**THE REQUEST:** Return a copy of each line that holds the string "novos".

**RECORD EXTRACTS:**
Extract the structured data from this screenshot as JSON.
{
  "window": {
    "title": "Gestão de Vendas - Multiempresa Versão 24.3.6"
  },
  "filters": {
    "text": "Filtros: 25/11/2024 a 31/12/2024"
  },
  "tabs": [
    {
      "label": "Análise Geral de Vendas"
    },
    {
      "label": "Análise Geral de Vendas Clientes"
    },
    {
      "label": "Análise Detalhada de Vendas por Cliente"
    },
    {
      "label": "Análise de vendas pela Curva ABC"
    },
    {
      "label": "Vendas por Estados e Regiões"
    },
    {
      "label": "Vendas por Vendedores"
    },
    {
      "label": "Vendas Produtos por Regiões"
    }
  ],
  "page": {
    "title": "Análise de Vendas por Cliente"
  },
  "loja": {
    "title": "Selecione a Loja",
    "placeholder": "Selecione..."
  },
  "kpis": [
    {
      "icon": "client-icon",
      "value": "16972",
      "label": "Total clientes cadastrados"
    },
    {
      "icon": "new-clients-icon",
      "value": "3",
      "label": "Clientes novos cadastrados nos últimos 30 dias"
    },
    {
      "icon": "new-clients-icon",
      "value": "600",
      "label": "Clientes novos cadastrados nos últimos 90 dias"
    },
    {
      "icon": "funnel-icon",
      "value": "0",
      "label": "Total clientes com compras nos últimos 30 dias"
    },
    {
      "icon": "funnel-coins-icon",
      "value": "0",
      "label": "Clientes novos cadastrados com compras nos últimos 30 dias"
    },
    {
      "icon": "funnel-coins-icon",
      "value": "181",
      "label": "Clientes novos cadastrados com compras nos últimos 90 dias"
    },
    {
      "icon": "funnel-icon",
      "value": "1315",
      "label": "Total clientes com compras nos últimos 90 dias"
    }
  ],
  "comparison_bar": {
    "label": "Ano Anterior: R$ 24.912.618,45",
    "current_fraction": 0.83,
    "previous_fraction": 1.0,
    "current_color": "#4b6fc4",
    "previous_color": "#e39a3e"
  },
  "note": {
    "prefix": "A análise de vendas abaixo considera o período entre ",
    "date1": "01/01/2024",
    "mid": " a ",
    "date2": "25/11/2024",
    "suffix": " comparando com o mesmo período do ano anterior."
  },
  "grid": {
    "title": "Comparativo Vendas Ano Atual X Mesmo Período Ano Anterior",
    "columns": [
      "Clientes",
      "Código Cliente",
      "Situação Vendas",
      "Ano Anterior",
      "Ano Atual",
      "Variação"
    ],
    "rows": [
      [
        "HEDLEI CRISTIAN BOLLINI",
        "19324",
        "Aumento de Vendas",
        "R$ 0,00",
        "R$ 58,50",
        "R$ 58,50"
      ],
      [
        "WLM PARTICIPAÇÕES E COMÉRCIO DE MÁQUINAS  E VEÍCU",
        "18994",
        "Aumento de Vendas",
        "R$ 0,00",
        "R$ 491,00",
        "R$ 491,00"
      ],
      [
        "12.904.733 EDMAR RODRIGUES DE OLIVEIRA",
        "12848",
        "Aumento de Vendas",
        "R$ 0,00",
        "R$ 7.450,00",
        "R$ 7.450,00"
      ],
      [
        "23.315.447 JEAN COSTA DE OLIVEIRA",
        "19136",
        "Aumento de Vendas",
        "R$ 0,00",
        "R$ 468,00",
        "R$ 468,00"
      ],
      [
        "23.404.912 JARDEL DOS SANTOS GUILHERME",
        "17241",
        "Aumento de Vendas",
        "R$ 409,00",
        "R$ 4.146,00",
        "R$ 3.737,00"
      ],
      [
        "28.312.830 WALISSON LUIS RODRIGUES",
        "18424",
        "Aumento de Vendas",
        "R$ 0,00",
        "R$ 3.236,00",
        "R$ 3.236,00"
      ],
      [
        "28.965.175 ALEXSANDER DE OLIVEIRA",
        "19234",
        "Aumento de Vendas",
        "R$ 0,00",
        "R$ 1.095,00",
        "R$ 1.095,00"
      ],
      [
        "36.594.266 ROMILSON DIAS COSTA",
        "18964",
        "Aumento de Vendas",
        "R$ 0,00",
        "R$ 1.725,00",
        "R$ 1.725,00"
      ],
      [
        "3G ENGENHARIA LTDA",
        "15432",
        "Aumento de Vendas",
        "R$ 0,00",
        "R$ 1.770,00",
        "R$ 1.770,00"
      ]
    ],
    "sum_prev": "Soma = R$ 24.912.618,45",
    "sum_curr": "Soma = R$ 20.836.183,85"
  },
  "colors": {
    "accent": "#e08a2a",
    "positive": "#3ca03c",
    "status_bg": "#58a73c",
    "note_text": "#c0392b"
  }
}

**WRITTEN SOLUTION:**
      "label": "Clientes novos cadastrados nos últimos 30 dias"
      "label": "Clientes novos cadastrados nos últimos 90 dias"
      "label": "Clientes novos cadastrados com compras nos últimos 30 dias"
      "label": "Clientes novos cadastrados com compras nos últimos 90 dias"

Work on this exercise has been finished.